Data for the task →
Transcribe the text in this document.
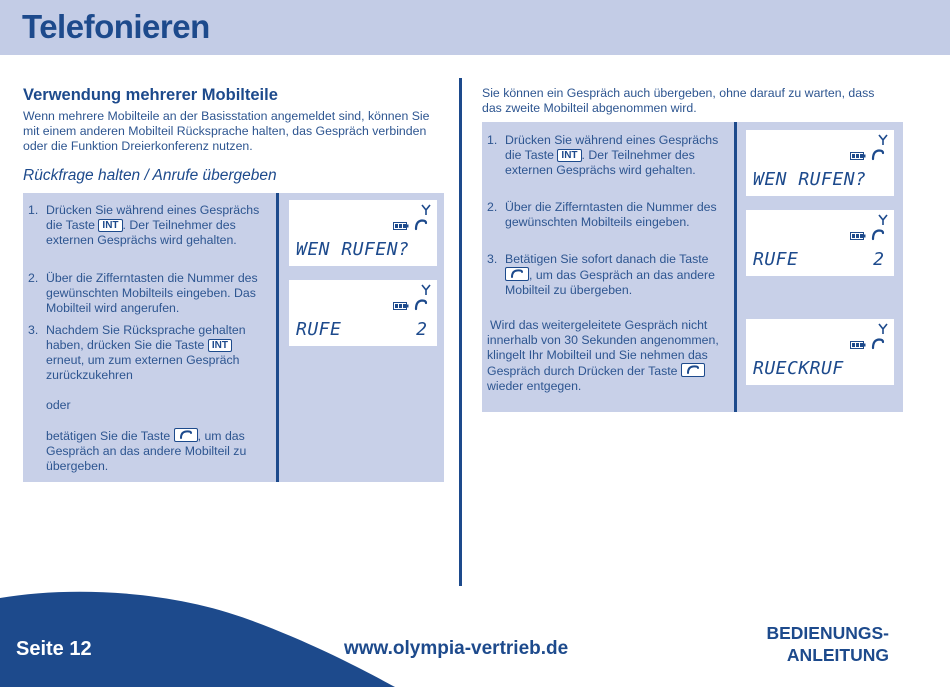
Telefonieren
Verwendung mehrerer Mobilteile
Wenn mehrere Mobilteile an der Basisstation angemeldet sind, können Sie
mit einem anderen Mobilteil Rücksprache halten, das Gespräch verbinden
oder die Funktion Dreierkonferenz nutzen.
Rückfrage halten / Anrufe übergeben
1. Drücken Sie während eines Gesprächs
die Taste INT . Der Teilnehmer des
externen Gesprächs wird gehalten.
2. Über die Zifferntasten die Nummer des
gewünschten Mobilteils eingeben. Das
Mobilteil wird angerufen.
3. Nachdem Sie Rücksprache gehalten
haben, drücken Sie die Taste INT
erneut, um zum externen Gespräch
zurückzukehren
oder
betätigen Sie die Taste , um das
Gespräch an das andere Mobilteil zu
übergeben.
WEN RUFEN?
RUFE	2
Sie können ein Gespräch auch übergeben, ohne darauf zu warten, dass
das zweite Mobilteil abgenommen wird.
1. Drücken Sie während eines Gesprächs
die Taste INT . Der Teilnehmer des
externen Gesprächs wird gehalten.
2. Über die Zifferntasten die Nummer des
gewünschten Mobilteils eingeben.
3. Betätigen Sie sofort danach die Taste
, um das Gespräch an das andere
Mobilteil zu übergeben.
Wird das weitergeleitete Gespräch nicht
innerhalb von 30 Sekunden angenommen,
klingelt Ihr Mobilteil und Sie nehmen das
Gespräch durch Drücken der Taste
wieder entgegen.
WEN RUFEN?
RUFE	2
RUECKRUF
Seite 12	www.olympia-vertrieb.de
BEDIENUNGS-
ANLEITUNG
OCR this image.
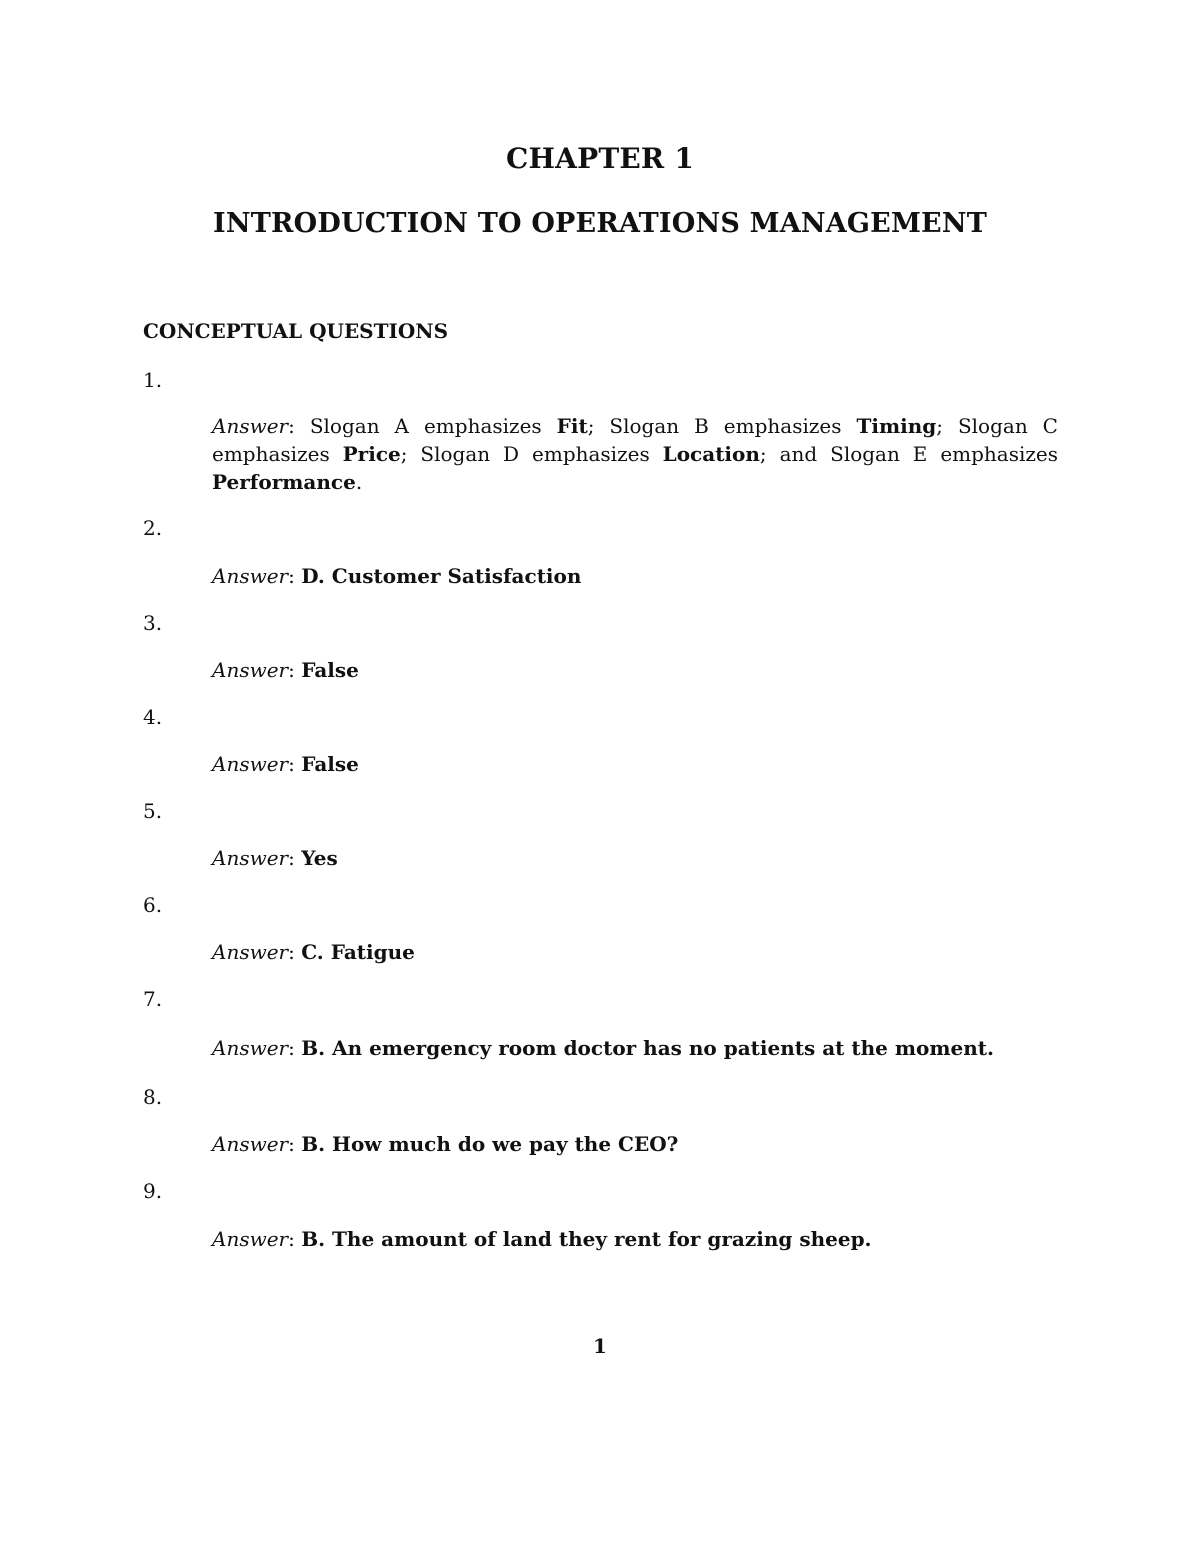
CHAPTER 1
INTRODUCTION TO OPERATIONS MANAGEMENT
CONCEPTUAL QUESTIONS
1.
Answer: Slogan A emphasizes Fit; Slogan B emphasizes Timing; Slogan C emphasizes Price; Slogan D emphasizes Location; and Slogan E emphasizes Performance.
2.
Answer: D. Customer Satisfaction
3.
Answer: False
4.
Answer: False
5.
Answer: Yes
6.
Answer: C. Fatigue
7.
Answer: B. An emergency room doctor has no patients at the moment.
8.
Answer: B. How much do we pay the CEO?
9.
Answer: B. The amount of land they rent for grazing sheep.
1
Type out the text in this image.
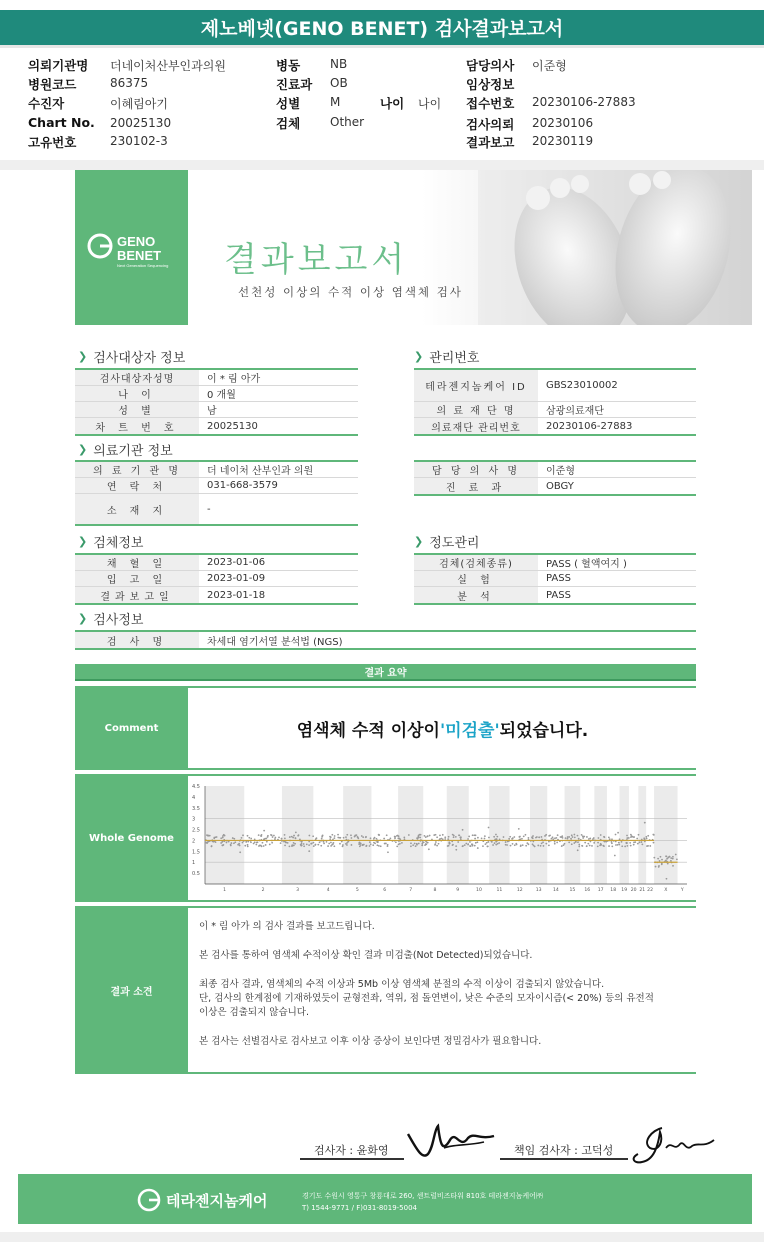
제노베넷(GENO BENET) 검사결과보고서
의뢰기관명 더네이처산부인과의원
병원코드	86375
수진자	이혜림아기
Chart No. 20025130
고유번호	230102-3
병동 NB
진료과 OB
성별 M	나이 나이
검체 Other
담당의사 이준형
임상정보
접수번호 20230106-27883
검사의뢰 20230106
결과보고 20230119
GENO
BENET
Next Generation Sequencing 결과보고서
선천성 이상의 수적 이상 염색체 검사
❯ 검사대상자 정보
검사대상자성명	이 * 림 아가
나 이	0 개월
성 별	남
차 트 번 호	20025130
❯ 관리번호
테라젠지놈케어 ID	GBS23010002
의 료 재 단 명	삼광의료재단
의료재단 관리번호	20230106-27883
❯ 의료기관 정보
의 료 기 관 명	더 네이처 산부인과 의원
연 락 처	031-668-3579
소 재 지	-
담 당 의 사 명	이준형
진 료 과	OBGY
❯ 검체정보
채 혈 일	2023-01-06
입 고 일	2023-01-09
결과보고일	2023-01-18
❯ 정도관리
검체(검체종류)	PASS ( 혈액여지 )
실 험	PASS
분 석	PASS
❯ 검사정보
검 사 명	차세대 염기서열 분석법 (NGS)
결과 요약
Comment	염색체 수적 이상이 '미검출' 되었습니다.
Whole Genome
4.5
4
3.5
3
2.5
2
1.5
1
0.5
1	2	3	4	5	6	7	8	9	10	11	12	13 14 15 16 17 18 19 20 21 22 X	Y
결과 소견

이 * 림 아가 의 검사 결과를 보고드립니다.

본 검사를 통하여 염색체 수적이상 확인 결과 미검출(Not Detected)되었습니다.

최종 검사 결과, 염색체의 수적 이상과 5Mb 이상 염색체 분절의 수적 이상이 검출되지 않았습니다.

단, 검사의 한계점에 기재하였듯이 균형전좌, 역위, 점 돌연변이, 낮은 수준의 모자이시즘(< 20%) 등의 유전적

이상은 검출되지 않습니다.

본 검사는 선별검사로 검사보고 이후 이상 증상이 보인다면 정밀검사가 필요합니다.

검사자 : 윤화영	책임 검사자 : 고덕성
테라젠지놈케어	경기도 수원시 영통구 창룡대로 260, 센트럴비즈타워 810호 테라젠지놈케어㈜
T) 1544-9771 / F)031-8019-5004
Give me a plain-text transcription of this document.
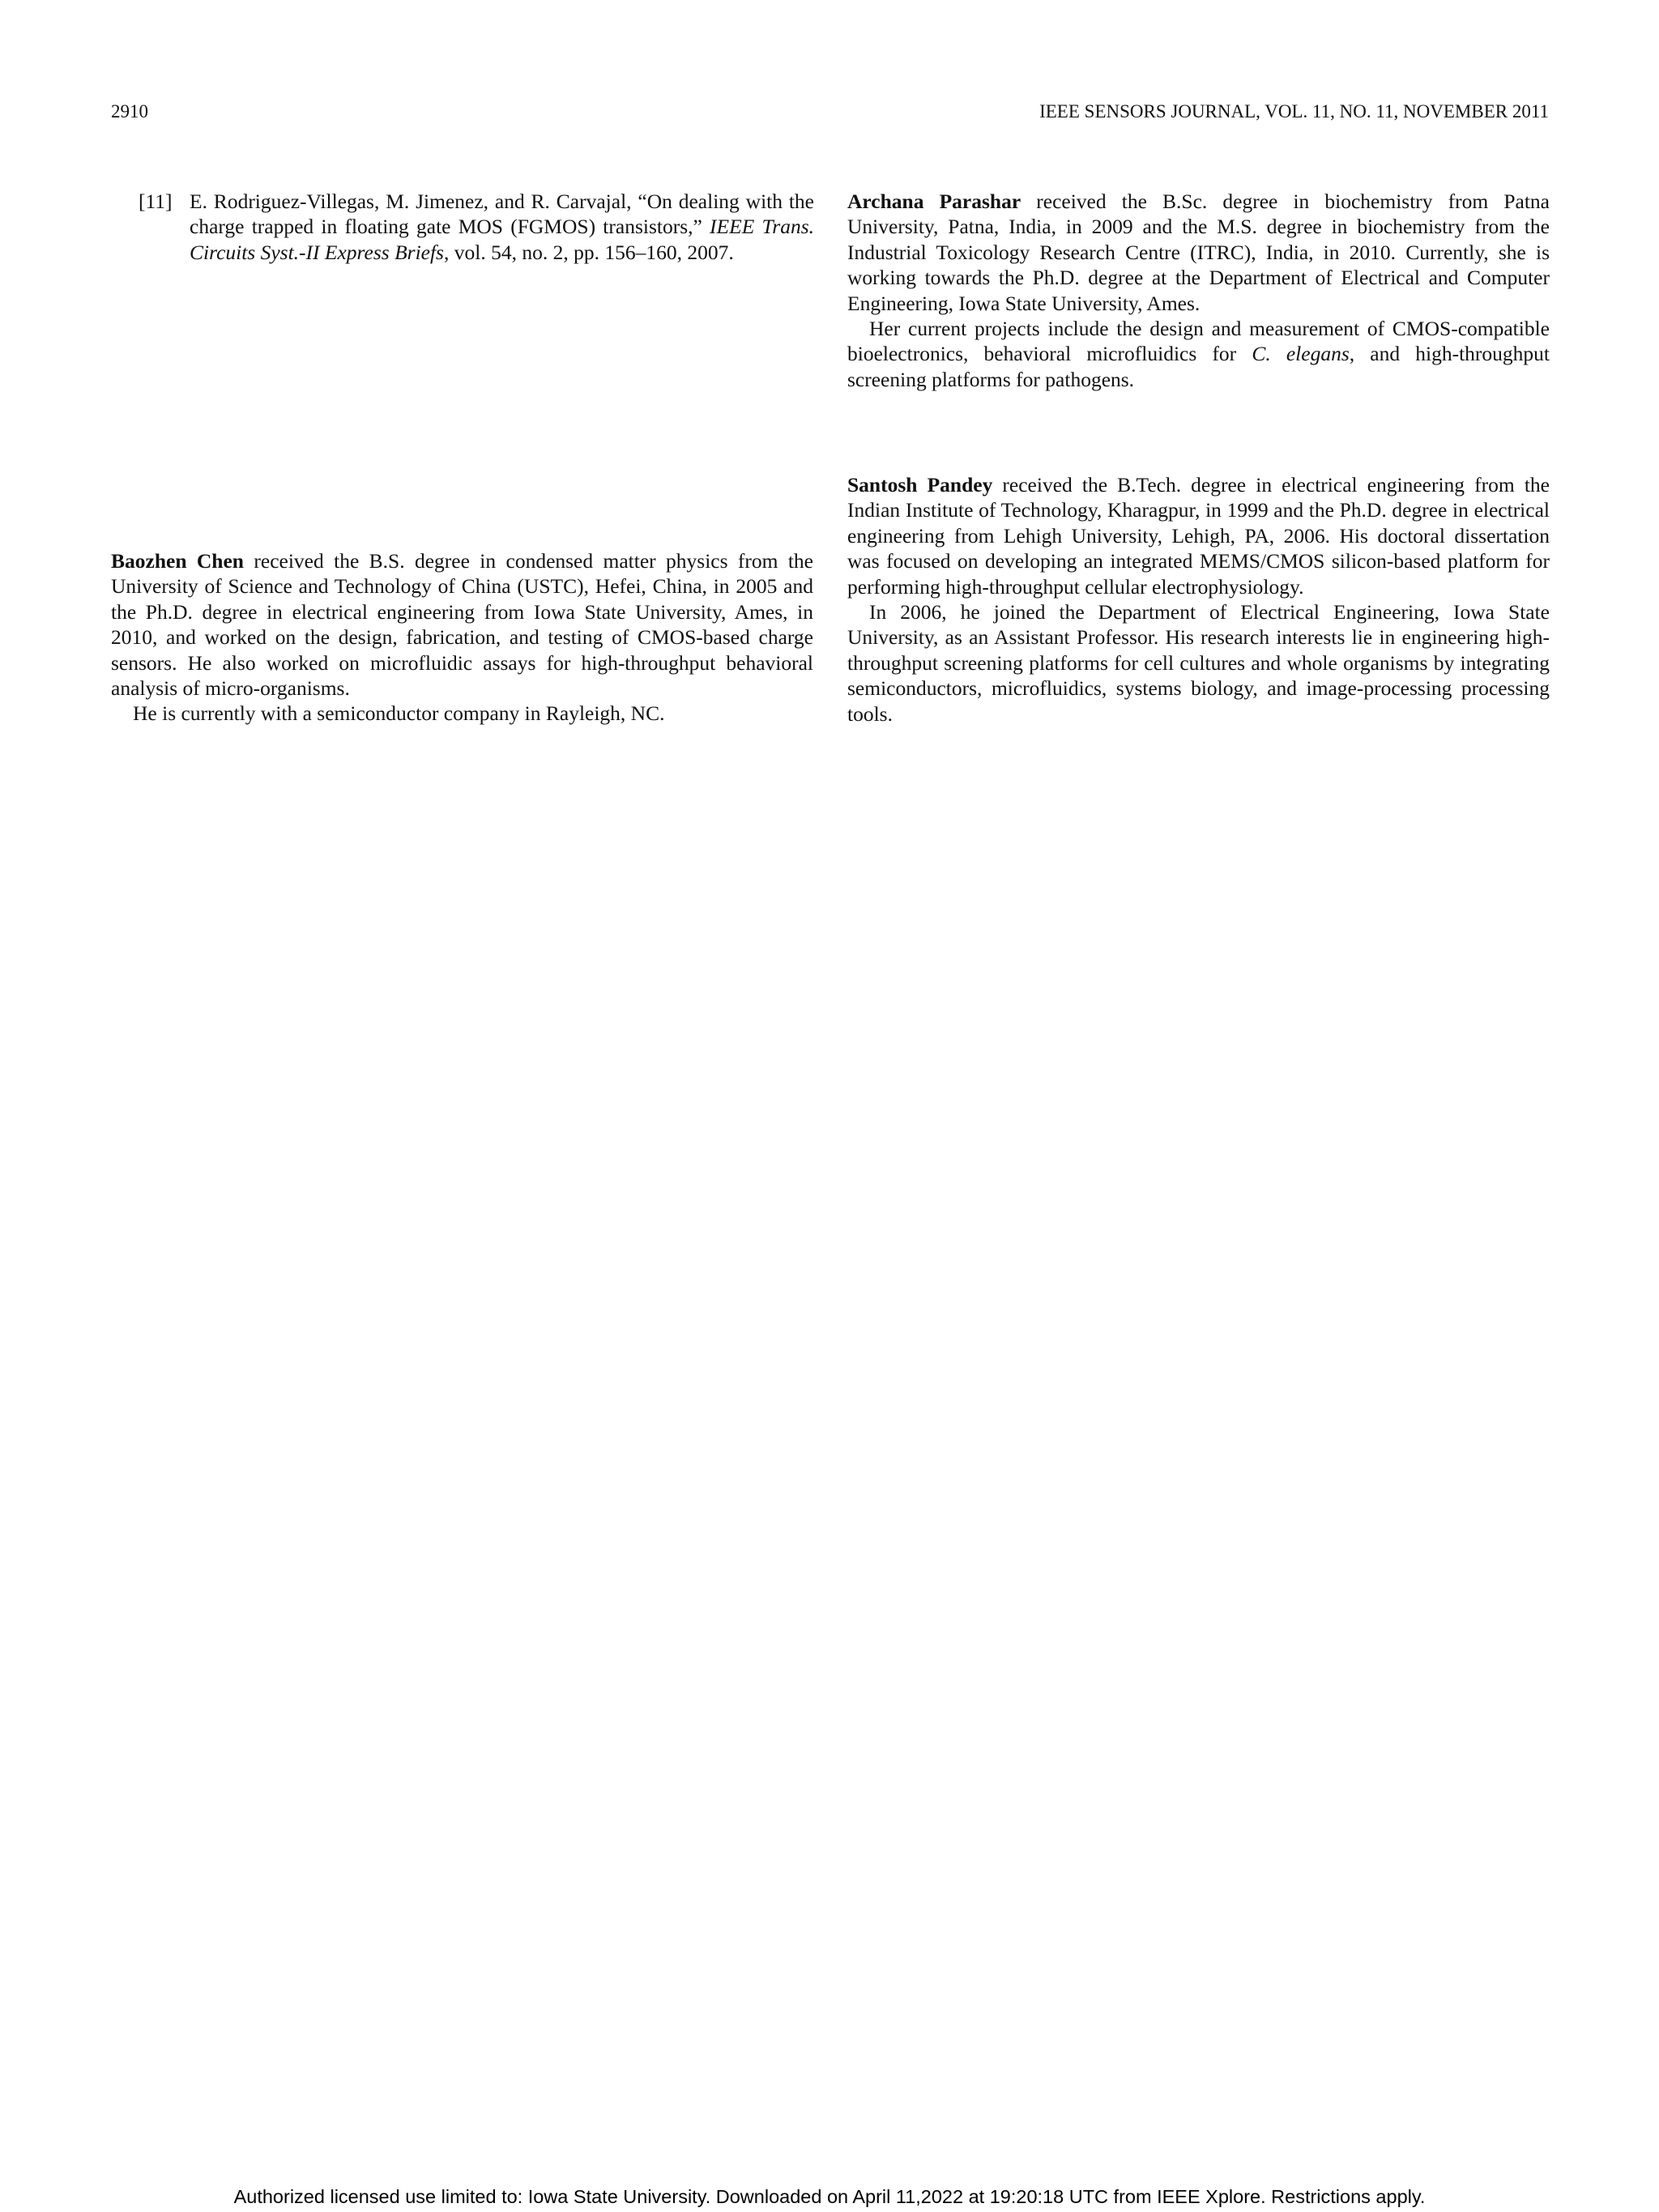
2910	IEEE SENSORS JOURNAL, VOL. 11, NO. 11, NOVEMBER 2011
[11] E. Rodriguez-Villegas, M. Jimenez, and R. Carvajal, “On dealing with the charge trapped in floating gate MOS (FGMOS) transistors,” IEEE Trans. Circuits Syst.-II Express Briefs, vol. 54, no. 2, pp. 156–160, 2007.

Archana Parashar received the B.Sc. degree in biochemistry from Patna University, Patna, India, in 2009 and the M.S. degree in biochemistry from the Industrial Toxicology Research Centre (ITRC), India, in 2010. Currently, she is working towards the Ph.D. degree at the Department of Electrical and Computer Engineering, Iowa State University, Ames.

Her current projects include the design and measurement of CMOS-compatible bioelectronics, behavioral microfluidics for C. elegans, and high-throughput screening platforms for pathogens.

Santosh Pandey received the B.Tech. degree in electrical engineering from the Indian Institute of Technology, Kharagpur, in 1999 and the Ph.D. degree in electrical engineering from Lehigh University, Lehigh, PA, 2006. His doctoral dissertation was focused on developing an integrated MEMS/CMOS silicon-based platform for performing high-throughput cellular electrophysiology.

In 2006, he joined the Department of Electrical Engineering, Iowa State University, as an Assistant Professor. His research interests lie in engineering high-throughput screening platforms for cell cultures and whole organisms by integrating semiconductors, microfluidics, systems biology, and image-processing processing tools.

Baozhen Chen received the B.S. degree in condensed matter physics from the University of Science and Technology of China (USTC), Hefei, China, in 2005 and the Ph.D. degree in electrical engineering from Iowa State University, Ames, in 2010, and worked on the design, fabrication, and testing of CMOS-based charge sensors. He also worked on microfluidic assays for high-throughput behavioral analysis of micro-organisms.

He is currently with a semiconductor company in Rayleigh, NC.

Authorized licensed use limited to: Iowa State University. Downloaded on April 11,2022 at 19:20:18 UTC from IEEE Xplore. Restrictions apply.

Exercise brief → Wherever the word "this" occurs in the data, copy that whole line.

Exercise answer →
Transcribe the text in this document.
OCR this image.
Type out the text in this image.
Give me a plain-text transcription of this document.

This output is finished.